··· Record excerpts ···
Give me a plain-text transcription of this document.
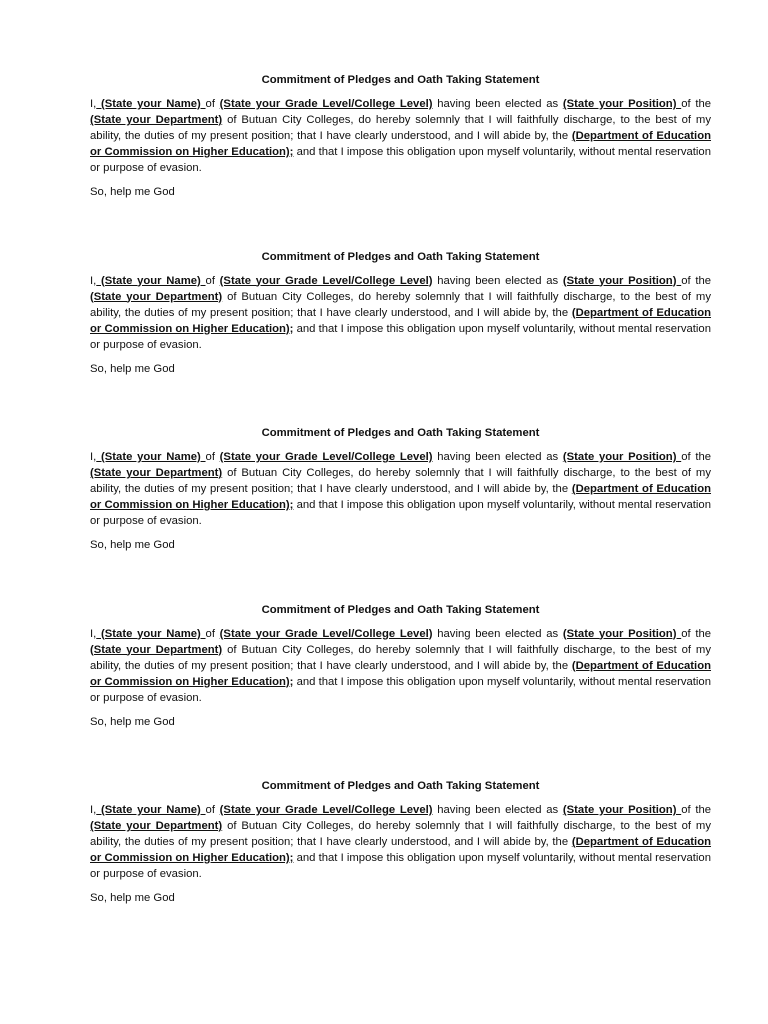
Commitment of Pledges and Oath Taking Statement
I, (State your Name) of (State your Grade Level/College Level) having been elected as (State your Position) of the (State your Department) of Butuan City Colleges, do hereby solemnly that I will faithfully discharge, to the best of my ability, the duties of my present position; that I have clearly understood, and I will abide by, the (Department of Education or Commission on Higher Education); and that I impose this obligation upon myself voluntarily, without mental reservation or purpose of evasion.
So, help me God
Commitment of Pledges and Oath Taking Statement
I, (State your Name) of (State your Grade Level/College Level) having been elected as (State your Position) of the (State your Department) of Butuan City Colleges, do hereby solemnly that I will faithfully discharge, to the best of my ability, the duties of my present position; that I have clearly understood, and I will abide by, the (Department of Education or Commission on Higher Education); and that I impose this obligation upon myself voluntarily, without mental reservation or purpose of evasion.
So, help me God
Commitment of Pledges and Oath Taking Statement
I, (State your Name) of (State your Grade Level/College Level) having been elected as (State your Position) of the (State your Department) of Butuan City Colleges, do hereby solemnly that I will faithfully discharge, to the best of my ability, the duties of my present position; that I have clearly understood, and I will abide by, the (Department of Education or Commission on Higher Education); and that I impose this obligation upon myself voluntarily, without mental reservation or purpose of evasion.
So, help me God
Commitment of Pledges and Oath Taking Statement
I, (State your Name) of (State your Grade Level/College Level) having been elected as (State your Position) of the (State your Department) of Butuan City Colleges, do hereby solemnly that I will faithfully discharge, to the best of my ability, the duties of my present position; that I have clearly understood, and I will abide by, the (Department of Education or Commission on Higher Education); and that I impose this obligation upon myself voluntarily, without mental reservation or purpose of evasion.
So, help me God
Commitment of Pledges and Oath Taking Statement
I, (State your Name) of (State your Grade Level/College Level) having been elected as (State your Position) of the (State your Department) of Butuan City Colleges, do hereby solemnly that I will faithfully discharge, to the best of my ability, the duties of my present position; that I have clearly understood, and I will abide by, the (Department of Education or Commission on Higher Education); and that I impose this obligation upon myself voluntarily, without mental reservation or purpose of evasion.
So, help me God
···
Aim:
Retype the records exactly. Any image in them should not appear in what you write.

Response for this exercise:
Give me a plain-text transcription of this document.
Commitment of Pledges and Oath Taking Statement
I, (State your Name) of (State your Grade Level/College Level) having been elected as (State your Position) of the (State your Department) of Butuan City Colleges, do hereby solemnly that I will faithfully discharge, to the best of my ability, the duties of my present position; that I have clearly understood, and I will abide by, the (Department of Education or Commission on Higher Education); and that I impose this obligation upon myself voluntarily, without mental reservation or purpose of evasion.
So, help me God
Commitment of Pledges and Oath Taking Statement
I, (State your Name) of (State your Grade Level/College Level) having been elected as (State your Position) of the (State your Department) of Butuan City Colleges, do hereby solemnly that I will faithfully discharge, to the best of my ability, the duties of my present position; that I have clearly understood, and I will abide by, the (Department of Education or Commission on Higher Education); and that I impose this obligation upon myself voluntarily, without mental reservation or purpose of evasion.
So, help me God
Commitment of Pledges and Oath Taking Statement
I, (State your Name) of (State your Grade Level/College Level) having been elected as (State your Position) of the (State your Department) of Butuan City Colleges, do hereby solemnly that I will faithfully discharge, to the best of my ability, the duties of my present position; that I have clearly understood, and I will abide by, the (Department of Education or Commission on Higher Education); and that I impose this obligation upon myself voluntarily, without mental reservation or purpose of evasion.
So, help me God
Commitment of Pledges and Oath Taking Statement
I, (State your Name) of (State your Grade Level/College Level) having been elected as (State your Position) of the (State your Department) of Butuan City Colleges, do hereby solemnly that I will faithfully discharge, to the best of my ability, the duties of my present position; that I have clearly understood, and I will abide by, the (Department of Education or Commission on Higher Education); and that I impose this obligation upon myself voluntarily, without mental reservation or purpose of evasion.
So, help me God
Commitment of Pledges and Oath Taking Statement
I, (State your Name) of (State your Grade Level/College Level) having been elected as (State your Position) of the (State your Department) of Butuan City Colleges, do hereby solemnly that I will faithfully discharge, to the best of my ability, the duties of my present position; that I have clearly understood, and I will abide by, the (Department of Education or Commission on Higher Education); and that I impose this obligation upon myself voluntarily, without mental reservation or purpose of evasion.
So, help me God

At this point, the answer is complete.